Data entries for graphics

------------------------------------------------

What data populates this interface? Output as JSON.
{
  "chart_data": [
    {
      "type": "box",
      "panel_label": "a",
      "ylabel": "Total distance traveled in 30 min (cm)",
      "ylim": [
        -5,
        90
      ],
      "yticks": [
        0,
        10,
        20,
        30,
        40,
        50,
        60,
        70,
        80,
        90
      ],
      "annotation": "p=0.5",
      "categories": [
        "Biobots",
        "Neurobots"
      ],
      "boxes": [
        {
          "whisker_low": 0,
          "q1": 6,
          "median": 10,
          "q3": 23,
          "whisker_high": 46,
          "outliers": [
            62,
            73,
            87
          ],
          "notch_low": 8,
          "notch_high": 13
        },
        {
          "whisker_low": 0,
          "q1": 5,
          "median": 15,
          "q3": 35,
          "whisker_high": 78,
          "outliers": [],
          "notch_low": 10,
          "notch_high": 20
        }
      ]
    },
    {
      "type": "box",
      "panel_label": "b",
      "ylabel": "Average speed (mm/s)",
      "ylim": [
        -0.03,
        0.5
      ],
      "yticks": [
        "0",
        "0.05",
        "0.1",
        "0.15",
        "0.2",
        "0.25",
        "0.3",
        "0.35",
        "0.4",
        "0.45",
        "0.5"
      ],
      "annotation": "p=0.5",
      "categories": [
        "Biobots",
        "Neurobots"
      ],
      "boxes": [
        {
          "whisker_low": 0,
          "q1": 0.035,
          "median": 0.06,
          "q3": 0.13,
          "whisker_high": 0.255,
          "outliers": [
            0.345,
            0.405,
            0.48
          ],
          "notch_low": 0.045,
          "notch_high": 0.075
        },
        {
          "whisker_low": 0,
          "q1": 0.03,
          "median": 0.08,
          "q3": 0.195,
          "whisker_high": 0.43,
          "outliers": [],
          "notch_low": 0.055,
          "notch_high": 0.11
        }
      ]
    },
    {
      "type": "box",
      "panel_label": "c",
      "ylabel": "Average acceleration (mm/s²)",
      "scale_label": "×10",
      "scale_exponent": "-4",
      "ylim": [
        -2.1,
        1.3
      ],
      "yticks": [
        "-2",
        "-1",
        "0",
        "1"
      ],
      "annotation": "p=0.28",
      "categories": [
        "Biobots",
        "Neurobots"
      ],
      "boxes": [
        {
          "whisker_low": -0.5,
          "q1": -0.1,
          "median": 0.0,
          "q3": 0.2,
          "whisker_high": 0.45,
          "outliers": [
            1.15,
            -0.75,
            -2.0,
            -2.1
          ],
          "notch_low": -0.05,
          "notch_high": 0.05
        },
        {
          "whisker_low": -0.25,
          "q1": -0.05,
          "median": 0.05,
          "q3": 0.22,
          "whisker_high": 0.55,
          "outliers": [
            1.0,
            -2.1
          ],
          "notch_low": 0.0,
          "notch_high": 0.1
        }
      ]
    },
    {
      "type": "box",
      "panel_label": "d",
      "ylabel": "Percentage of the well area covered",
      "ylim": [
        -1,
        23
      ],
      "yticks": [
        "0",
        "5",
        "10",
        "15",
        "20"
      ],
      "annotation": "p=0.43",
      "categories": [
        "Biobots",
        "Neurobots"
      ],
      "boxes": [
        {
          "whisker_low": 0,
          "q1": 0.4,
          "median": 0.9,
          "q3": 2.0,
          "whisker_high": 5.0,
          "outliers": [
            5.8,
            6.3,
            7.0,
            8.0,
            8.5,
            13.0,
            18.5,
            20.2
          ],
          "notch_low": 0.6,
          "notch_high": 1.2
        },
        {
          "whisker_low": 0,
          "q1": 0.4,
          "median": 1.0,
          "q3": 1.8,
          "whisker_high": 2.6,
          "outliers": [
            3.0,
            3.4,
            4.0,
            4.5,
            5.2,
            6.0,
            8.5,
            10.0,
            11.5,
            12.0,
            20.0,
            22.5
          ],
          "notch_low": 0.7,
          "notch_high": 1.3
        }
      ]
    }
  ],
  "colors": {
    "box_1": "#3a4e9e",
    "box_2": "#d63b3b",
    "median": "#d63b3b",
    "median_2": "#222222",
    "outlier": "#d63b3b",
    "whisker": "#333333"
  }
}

------------------------------------------------

Write the listing out again, exactly as shown above.

What data populates this interface? Output as JSON.
{
  "chart_data": [
    {
      "type": "box",
      "panel_label": "a",
      "ylabel": "Total distance traveled in 30 min (cm)",
      "ylim": [
        -5,
        90
      ],
      "yticks": [
        0,
        10,
        20,
        30,
        40,
        50,
        60,
        70,
        80,
        90
      ],
      "annotation": "p=0.5",
      "categories": [
        "Biobots",
        "Neurobots"
      ],
      "boxes": [
        {
          "whisker_low": 0,
          "q1": 6,
          "median": 10,
          "q3": 23,
          "whisker_high": 46,
          "outliers": [
            62,
            73,
            87
          ],
          "notch_low": 8,
          "notch_high": 13
        },
        {
          "whisker_low": 0,
          "q1": 5,
          "median": 15,
          "q3": 35,
          "whisker_high": 78,
          "outliers": [],
          "notch_low": 10,
          "notch_high": 20
        }
      ]
    },
    {
      "type": "box",
      "panel_label": "b",
      "ylabel": "Average speed (mm/s)",
      "ylim": [
        -0.03,
        0.5
      ],
      "yticks": [
        "0",
        "0.05",
        "0.1",
        "0.15",
        "0.2",
        "0.25",
        "0.3",
        "0.35",
        "0.4",
        "0.45",
        "0.5"
      ],
      "annotation": "p=0.5",
      "categories": [
        "Biobots",
        "Neurobots"
      ],
      "boxes": [
        {
          "whisker_low": 0,
          "q1": 0.035,
          "median": 0.06,
          "q3": 0.13,
          "whisker_high": 0.255,
          "outliers": [
            0.345,
            0.405,
            0.48
          ],
          "notch_low": 0.045,
          "notch_high": 0.075
        },
        {
          "whisker_low": 0,
          "q1": 0.03,
          "median": 0.08,
          "q3": 0.195,
          "whisker_high": 0.43,
          "outliers": [],
          "notch_low": 0.055,
          "notch_high": 0.11
        }
      ]
    },
    {
      "type": "box",
      "panel_label": "c",
      "ylabel": "Average acceleration (mm/s²)",
      "scale_label": "×10",
      "scale_exponent": "-4",
      "ylim": [
        -2.1,
        1.3
      ],
      "yticks": [
        "-2",
        "-1",
        "0",
        "1"
      ],
      "annotation": "p=0.28",
      "categories": [
        "Biobots",
        "Neurobots"
      ],
      "boxes": [
        {
          "whisker_low": -0.5,
          "q1": -0.1,
          "median": 0.0,
          "q3": 0.2,
          "whisker_high": 0.45,
          "outliers": [
            1.15,
            -0.75,
            -2.0,
            -2.1
          ],
          "notch_low": -0.05,
          "notch_high": 0.05
        },
        {
          "whisker_low": -0.25,
          "q1": -0.05,
          "median": 0.05,
          "q3": 0.22,
          "whisker_high": 0.55,
          "outliers": [
            1.0,
            -2.1
          ],
          "notch_low": 0.0,
          "notch_high": 0.1
        }
      ]
    },
    {
      "type": "box",
      "panel_label": "d",
      "ylabel": "Percentage of the well area covered",
      "ylim": [
        -1,
        23
      ],
      "yticks": [
        "0",
        "5",
        "10",
        "15",
        "20"
      ],
      "annotation": "p=0.43",
      "categories": [
        "Biobots",
        "Neurobots"
      ],
      "boxes": [
        {
          "whisker_low": 0,
          "q1": 0.4,
          "median": 0.9,
          "q3": 2.0,
          "whisker_high": 5.0,
          "outliers": [
            5.8,
            6.3,
            7.0,
            8.0,
            8.5,
            13.0,
            18.5,
            20.2
          ],
          "notch_low": 0.6,
          "notch_high": 1.2
        },
        {
          "whisker_low": 0,
          "q1": 0.4,
          "median": 1.0,
          "q3": 1.8,
          "whisker_high": 2.6,
          "outliers": [
            3.0,
            3.4,
            4.0,
            4.5,
            5.2,
            6.0,
            8.5,
            10.0,
            11.5,
            12.0,
            20.0,
            22.5
          ],
          "notch_low": 0.7,
          "notch_high": 1.3
        }
      ]
    }
  ],
  "colors": {
    "box_1": "#3a4e9e",
    "box_2": "#d63b3b",
    "median": "#d63b3b",
    "median_2": "#222222",
    "outlier": "#d63b3b",
    "whisker": "#333333"
  }
}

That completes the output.